Can you transcribe every line of the data below word for word, leaving the pictures out of your answer?

>> begin Source material

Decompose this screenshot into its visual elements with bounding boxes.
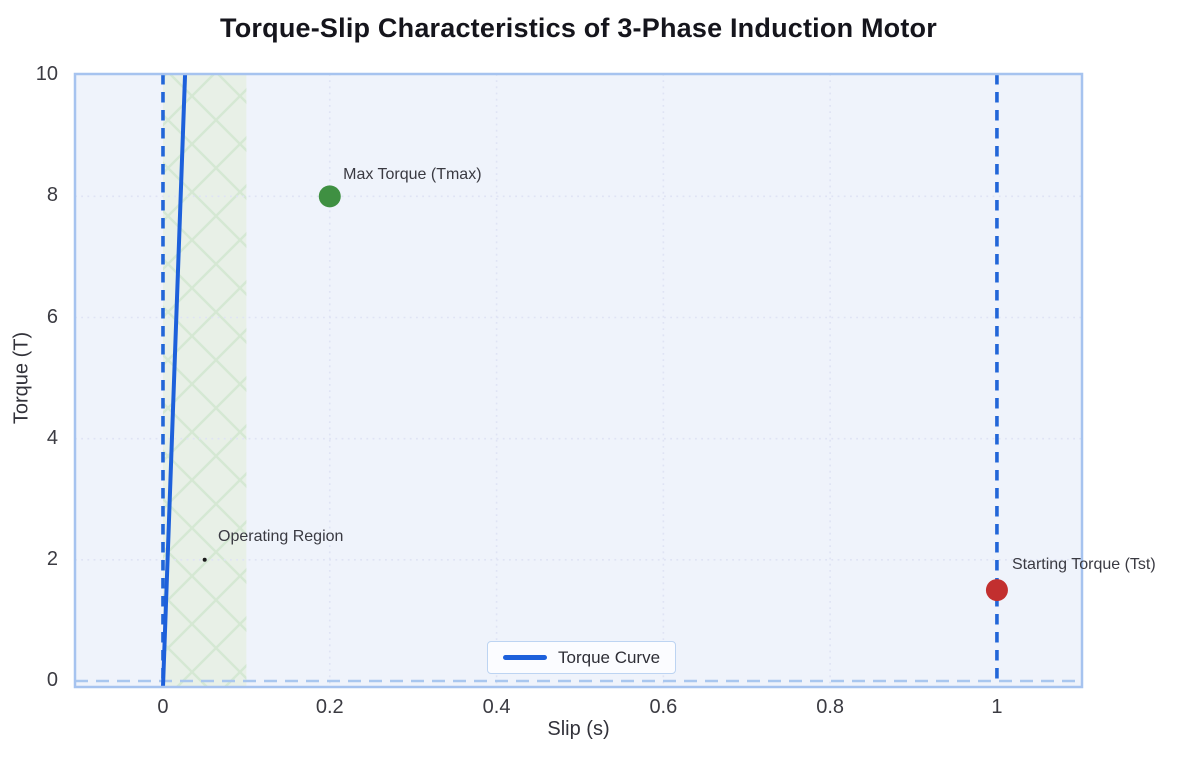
operating-point-marker xyxy=(202,557,207,562)
legend-label: Torque Curve xyxy=(558,647,661,667)
operating-region-hatch xyxy=(162,74,247,687)
starting-torque-marker xyxy=(985,579,1008,602)
torque-curve-line xyxy=(160,74,188,687)
legend: Torque Curve xyxy=(487,641,677,674)
chart-title: Torque-Slip Characteristics of 3-Phase I… xyxy=(220,13,937,43)
plot-border xyxy=(73,72,1084,689)
x-axis-label: Slip (s) xyxy=(547,718,610,740)
max-torque-marker xyxy=(318,185,341,208)
torque-curve-swatch xyxy=(503,655,547,660)
y-axis-label: Torque (T) xyxy=(10,331,33,425)
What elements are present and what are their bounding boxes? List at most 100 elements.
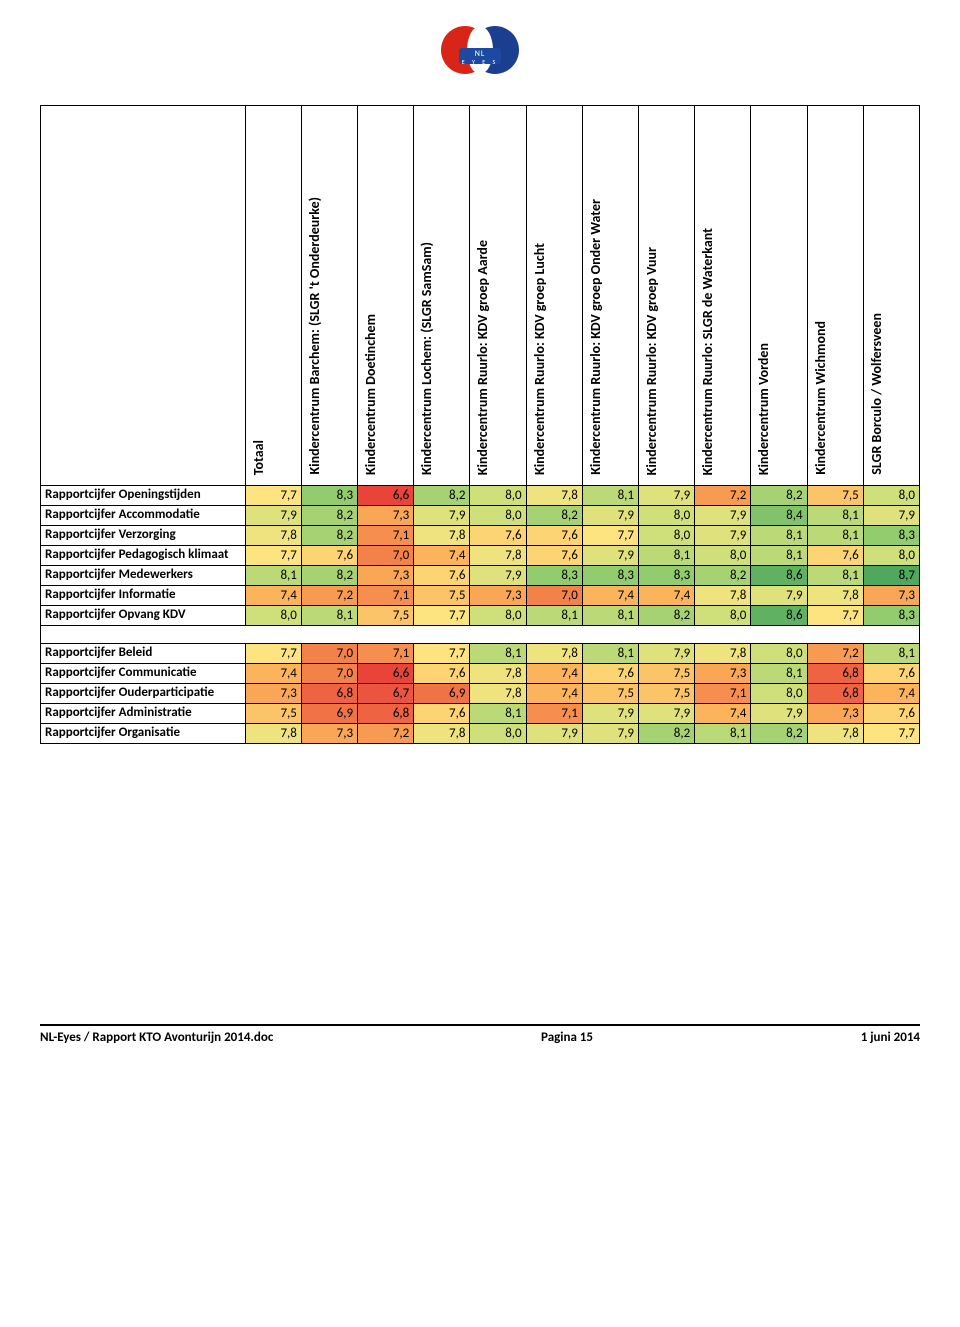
value-cell: 8,6 — [751, 566, 807, 586]
value-cell: 7,6 — [807, 546, 863, 566]
column-header: Kindercentrum Barchem: (SLGR 't Onderdeu… — [301, 106, 357, 486]
value-cell: 7,6 — [414, 566, 470, 586]
column-header-label: SLGR Borculo / Wolfersveen — [868, 309, 885, 479]
value-cell: 8,7 — [863, 566, 919, 586]
value-cell: 8,3 — [526, 566, 582, 586]
value-cell: 7,4 — [245, 586, 301, 606]
value-cell: 7,9 — [639, 486, 695, 506]
value-cell: 7,8 — [807, 586, 863, 606]
table-row: Rapportcijfer Ouderparticipatie7,36,86,7… — [41, 684, 920, 704]
value-cell: 7,3 — [301, 724, 357, 744]
column-header: SLGR Borculo / Wolfersveen — [863, 106, 919, 486]
column-header-label: Kindercentrum Ruurlo: SLGR de Waterkant — [699, 224, 716, 479]
heatmap-table: TotaalKindercentrum Barchem: (SLGR 't On… — [40, 105, 920, 744]
column-header-label: Kindercentrum Ruurlo: KDV groep Onder Wa… — [587, 195, 604, 479]
column-header-label: Kindercentrum Ruurlo: KDV groep Aarde — [474, 236, 491, 479]
footer-center: Pagina 15 — [541, 1030, 593, 1045]
value-cell: 7,4 — [582, 586, 638, 606]
value-cell: 7,9 — [751, 704, 807, 724]
value-cell: 7,6 — [526, 546, 582, 566]
column-header-label: Kindercentrum Lochem: (SLGR SamSam) — [418, 238, 435, 479]
value-cell: 7,2 — [695, 486, 751, 506]
value-cell: 7,5 — [245, 704, 301, 724]
value-cell: 7,1 — [358, 526, 414, 546]
value-cell: 7,2 — [807, 644, 863, 664]
table-row: Rapportcijfer Openingstijden7,78,36,68,2… — [41, 486, 920, 506]
value-cell: 8,0 — [470, 486, 526, 506]
value-cell: 6,8 — [358, 704, 414, 724]
value-cell: 7,5 — [639, 664, 695, 684]
value-cell: 8,3 — [582, 566, 638, 586]
table-row: Rapportcijfer Communicatie7,47,06,67,67,… — [41, 664, 920, 684]
value-cell: 7,7 — [414, 606, 470, 626]
value-cell: 7,3 — [245, 684, 301, 704]
value-cell: 7,8 — [245, 724, 301, 744]
table-row: Rapportcijfer Informatie7,47,27,17,57,37… — [41, 586, 920, 606]
value-cell: 8,1 — [470, 704, 526, 724]
column-header: Kindercentrum Lochem: (SLGR SamSam) — [414, 106, 470, 486]
row-label: Rapportcijfer Medewerkers — [41, 566, 246, 586]
spacer-row — [41, 626, 920, 644]
value-cell: 8,0 — [751, 684, 807, 704]
value-cell: 8,3 — [863, 606, 919, 626]
value-cell: 8,2 — [301, 506, 357, 526]
value-cell: 8,2 — [301, 526, 357, 546]
value-cell: 6,6 — [358, 486, 414, 506]
value-cell: 7,0 — [526, 586, 582, 606]
column-header: Kindercentrum Ruurlo: KDV groep Aarde — [470, 106, 526, 486]
row-label: Rapportcijfer Ouderparticipatie — [41, 684, 246, 704]
value-cell: 7,1 — [695, 684, 751, 704]
value-cell: 7,9 — [751, 586, 807, 606]
value-cell: 8,0 — [695, 546, 751, 566]
value-cell: 8,1 — [751, 546, 807, 566]
value-cell: 7,7 — [582, 526, 638, 546]
column-header: Kindercentrum Ruurlo: SLGR de Waterkant — [695, 106, 751, 486]
value-cell: 8,3 — [301, 486, 357, 506]
value-cell: 8,2 — [526, 506, 582, 526]
value-cell: 7,8 — [470, 664, 526, 684]
value-cell: 6,6 — [358, 664, 414, 684]
value-cell: 6,8 — [301, 684, 357, 704]
value-cell: 7,9 — [863, 506, 919, 526]
value-cell: 8,0 — [639, 526, 695, 546]
value-cell: 7,7 — [414, 644, 470, 664]
value-cell: 8,2 — [414, 486, 470, 506]
value-cell: 7,6 — [863, 664, 919, 684]
value-cell: 7,6 — [526, 526, 582, 546]
value-cell: 7,7 — [807, 606, 863, 626]
row-label: Rapportcijfer Openingstijden — [41, 486, 246, 506]
table-row: Rapportcijfer Verzorging7,88,27,17,87,67… — [41, 526, 920, 546]
column-header: Kindercentrum Vorden — [751, 106, 807, 486]
table-row: Rapportcijfer Pedagogisch klimaat7,77,67… — [41, 546, 920, 566]
value-cell: 7,3 — [358, 506, 414, 526]
value-cell: 7,3 — [863, 586, 919, 606]
value-cell: 8,2 — [639, 724, 695, 744]
table-row: Rapportcijfer Opvang KDV8,08,17,57,78,08… — [41, 606, 920, 626]
value-cell: 7,9 — [582, 506, 638, 526]
row-label: Rapportcijfer Organisatie — [41, 724, 246, 744]
column-header-label: Kindercentrum Ruurlo: KDV groep Vuur — [643, 243, 660, 479]
value-cell: 8,1 — [807, 506, 863, 526]
value-cell: 8,0 — [245, 606, 301, 626]
value-cell: 7,1 — [358, 644, 414, 664]
column-header: Kindercentrum Wichmond — [807, 106, 863, 486]
value-cell: 8,0 — [470, 606, 526, 626]
value-cell: 7,6 — [414, 704, 470, 724]
value-cell: 8,2 — [639, 606, 695, 626]
value-cell: 8,3 — [863, 526, 919, 546]
column-header-label: Kindercentrum Doetinchem — [362, 310, 379, 479]
value-cell: 8,1 — [301, 606, 357, 626]
value-cell: 7,6 — [301, 546, 357, 566]
table-row: Rapportcijfer Beleid7,77,07,17,78,17,88,… — [41, 644, 920, 664]
value-cell: 7,5 — [639, 684, 695, 704]
value-cell: 7,3 — [695, 664, 751, 684]
value-cell: 7,5 — [414, 586, 470, 606]
column-header: Kindercentrum Ruurlo: KDV groep Vuur — [639, 106, 695, 486]
value-cell: 7,7 — [245, 644, 301, 664]
value-cell: 8,1 — [470, 644, 526, 664]
value-cell: 7,7 — [863, 724, 919, 744]
value-cell: 6,8 — [807, 684, 863, 704]
row-label: Rapportcijfer Administratie — [41, 704, 246, 724]
value-cell: 7,5 — [582, 684, 638, 704]
value-cell: 6,7 — [358, 684, 414, 704]
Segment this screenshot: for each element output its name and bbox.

>> end Source material

Task response:
Decompose this screenshot into its visual elements with bounding boxes.
operating-point-marker xyxy=(202,557,207,562)
legend-label: Torque Curve xyxy=(558,647,661,667)
operating-region-hatch xyxy=(162,74,247,687)
starting-torque-marker xyxy=(985,579,1008,602)
torque-curve-line xyxy=(160,74,188,687)
legend: Torque Curve xyxy=(487,641,677,674)
chart-title: Torque-Slip Characteristics of 3-Phase I… xyxy=(220,13,937,43)
plot-border xyxy=(73,72,1084,689)
x-axis-label: Slip (s) xyxy=(547,718,610,740)
max-torque-marker xyxy=(318,185,341,208)
torque-curve-swatch xyxy=(503,655,547,660)
y-axis-label: Torque (T) xyxy=(10,331,33,425)
What elements are present and what are their bounding boxes? List at most 100 elements.
value-cell: 8,6 — [751, 566, 807, 586]
value-cell: 7,6 — [807, 546, 863, 566]
column-header: Kindercentrum Barchem: (SLGR 't Onderdeu… — [301, 106, 357, 486]
value-cell: 7,6 — [414, 566, 470, 586]
column-header-label: SLGR Borculo / Wolfersveen — [868, 309, 885, 479]
value-cell: 8,7 — [863, 566, 919, 586]
value-cell: 8,3 — [526, 566, 582, 586]
value-cell: 7,4 — [245, 586, 301, 606]
value-cell: 7,9 — [639, 486, 695, 506]
value-cell: 7,8 — [807, 586, 863, 606]
table-row: Rapportcijfer Ouderparticipatie7,36,86,7… — [41, 684, 920, 704]
value-cell: 7,3 — [301, 724, 357, 744]
column-header: SLGR Borculo / Wolfersveen — [863, 106, 919, 486]
column-header-label: Kindercentrum Ruurlo: SLGR de Waterkant — [699, 224, 716, 479]
heatmap-table: TotaalKindercentrum Barchem: (SLGR 't On… — [40, 105, 920, 744]
column-header-label: Kindercentrum Ruurlo: KDV groep Onder Wa… — [587, 195, 604, 479]
column-header-label: Kindercentrum Ruurlo: KDV groep Aarde — [474, 236, 491, 479]
footer-center: Pagina 15 — [541, 1030, 593, 1045]
value-cell: 7,4 — [582, 586, 638, 606]
value-cell: 7,9 — [751, 704, 807, 724]
value-cell: 7,6 — [526, 546, 582, 566]
column-header-label: Kindercentrum Lochem: (SLGR SamSam) — [418, 238, 435, 479]
value-cell: 7,2 — [695, 486, 751, 506]
value-cell: 7,5 — [245, 704, 301, 724]
value-cell: 7,1 — [358, 526, 414, 546]
value-cell: 7,2 — [807, 644, 863, 664]
table-row: Rapportcijfer Openingstijden7,78,36,68,2… — [41, 486, 920, 506]
value-cell: 8,0 — [470, 486, 526, 506]
value-cell: 6,8 — [358, 704, 414, 724]
value-cell: 7,5 — [639, 664, 695, 684]
value-cell: 8,3 — [582, 566, 638, 586]
table-row: Rapportcijfer Communicatie7,47,06,67,67,… — [41, 664, 920, 684]
value-cell: 7,7 — [414, 606, 470, 626]
value-cell: 7,3 — [245, 684, 301, 704]
value-cell: 7,8 — [245, 724, 301, 744]
table-row: Rapportcijfer Informatie7,47,27,17,57,37… — [41, 586, 920, 606]
value-cell: 8,1 — [470, 704, 526, 724]
column-header: Kindercentrum Lochem: (SLGR SamSam) — [414, 106, 470, 486]
row-label: Rapportcijfer Medewerkers — [41, 566, 246, 586]
spacer-row — [41, 626, 920, 644]
value-cell: 8,0 — [751, 684, 807, 704]
value-cell: 8,3 — [863, 606, 919, 626]
value-cell: 8,2 — [301, 506, 357, 526]
value-cell: 8,2 — [301, 526, 357, 546]
value-cell: 6,6 — [358, 486, 414, 506]
value-cell: 7,0 — [526, 586, 582, 606]
column-header: Kindercentrum Ruurlo: KDV groep Aarde — [470, 106, 526, 486]
row-label: Rapportcijfer Ouderparticipatie — [41, 684, 246, 704]
value-cell: 7,1 — [695, 684, 751, 704]
value-cell: 7,9 — [751, 586, 807, 606]
value-cell: 8,0 — [695, 546, 751, 566]
value-cell: 8,1 — [751, 546, 807, 566]
value-cell: 7,7 — [582, 526, 638, 546]
column-header: Kindercentrum Ruurlo: SLGR de Waterkant — [695, 106, 751, 486]
value-cell: 8,3 — [301, 486, 357, 506]
value-cell: 8,2 — [526, 506, 582, 526]
value-cell: 7,8 — [470, 664, 526, 684]
value-cell: 6,6 — [358, 664, 414, 684]
value-cell: 6,8 — [301, 684, 357, 704]
value-cell: 7,9 — [863, 506, 919, 526]
value-cell: 8,0 — [639, 526, 695, 546]
value-cell: 7,7 — [414, 644, 470, 664]
value-cell: 8,2 — [414, 486, 470, 506]
value-cell: 7,6 — [863, 664, 919, 684]
value-cell: 7,6 — [526, 526, 582, 546]
value-cell: 7,7 — [807, 606, 863, 626]
row-label: Rapportcijfer Openingstijden — [41, 486, 246, 506]
table-row: Rapportcijfer Verzorging7,88,27,17,87,67… — [41, 526, 920, 546]
column-header: Kindercentrum Vorden — [751, 106, 807, 486]
table-row: Rapportcijfer Pedagogisch klimaat7,77,67… — [41, 546, 920, 566]
value-cell: 7,3 — [358, 506, 414, 526]
value-cell: 7,3 — [863, 586, 919, 606]
value-cell: 8,2 — [639, 724, 695, 744]
table-row: Rapportcijfer Opvang KDV8,08,17,57,78,08… — [41, 606, 920, 626]
value-cell: 7,9 — [582, 506, 638, 526]
row-label: Rapportcijfer Organisatie — [41, 724, 246, 744]
column-header-label: Kindercentrum Ruurlo: KDV groep Vuur — [643, 243, 660, 479]
value-cell: 8,1 — [807, 506, 863, 526]
value-cell: 8,0 — [245, 606, 301, 626]
value-cell: 7,1 — [358, 644, 414, 664]
column-header: Kindercentrum Wichmond — [807, 106, 863, 486]
value-cell: 8,0 — [470, 606, 526, 626]
value-cell: 7,6 — [414, 704, 470, 724]
value-cell: 8,2 — [639, 606, 695, 626]
value-cell: 8,3 — [863, 526, 919, 546]
column-header-label: Kindercentrum Doetinchem — [362, 310, 379, 479]
value-cell: 8,1 — [301, 606, 357, 626]
value-cell: 7,6 — [301, 546, 357, 566]
table-row: Rapportcijfer Beleid7,77,07,17,78,17,88,… — [41, 644, 920, 664]
value-cell: 7,5 — [639, 684, 695, 704]
value-cell: 7,3 — [695, 664, 751, 684]
value-cell: 7,5 — [414, 586, 470, 606]
column-header: Kindercentrum Ruurlo: KDV groep Vuur — [639, 106, 695, 486]
value-cell: 7,7 — [245, 644, 301, 664]
value-cell: 8,1 — [470, 644, 526, 664]
value-cell: 7,7 — [863, 724, 919, 744]
value-cell: 6,8 — [807, 684, 863, 704]
row-label: Rapportcijfer Administratie — [41, 704, 246, 724]
value-cell: 7,5 — [582, 684, 638, 704]
value-cell: 6,7 — [358, 684, 414, 704]
Segment this screenshot: for each element output its name and bbox.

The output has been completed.